• SHORT PROBLEM:
Read the lines that follow and tally those with the word "Percentile"; give the number and nothing else.

Records from a collection:
/---

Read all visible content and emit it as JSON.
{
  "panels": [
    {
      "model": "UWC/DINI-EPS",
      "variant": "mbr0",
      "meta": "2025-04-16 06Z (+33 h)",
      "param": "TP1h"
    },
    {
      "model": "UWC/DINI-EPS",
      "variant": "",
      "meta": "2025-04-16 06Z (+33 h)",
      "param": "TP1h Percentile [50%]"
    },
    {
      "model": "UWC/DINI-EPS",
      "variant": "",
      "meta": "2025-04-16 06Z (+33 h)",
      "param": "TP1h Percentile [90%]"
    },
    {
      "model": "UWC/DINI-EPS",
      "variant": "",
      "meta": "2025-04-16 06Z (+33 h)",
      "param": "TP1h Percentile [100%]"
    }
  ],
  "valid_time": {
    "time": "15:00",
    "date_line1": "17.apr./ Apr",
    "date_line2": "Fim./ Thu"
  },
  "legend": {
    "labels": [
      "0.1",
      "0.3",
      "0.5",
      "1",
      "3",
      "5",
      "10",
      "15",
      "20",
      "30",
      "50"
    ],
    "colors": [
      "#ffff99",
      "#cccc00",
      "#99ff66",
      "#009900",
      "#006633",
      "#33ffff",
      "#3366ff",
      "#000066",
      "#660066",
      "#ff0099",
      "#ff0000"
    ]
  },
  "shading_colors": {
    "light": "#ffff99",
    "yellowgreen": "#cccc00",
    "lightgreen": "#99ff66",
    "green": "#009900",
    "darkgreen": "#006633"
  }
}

\---

• RESPONSE FOR THIS EXERCISE:
3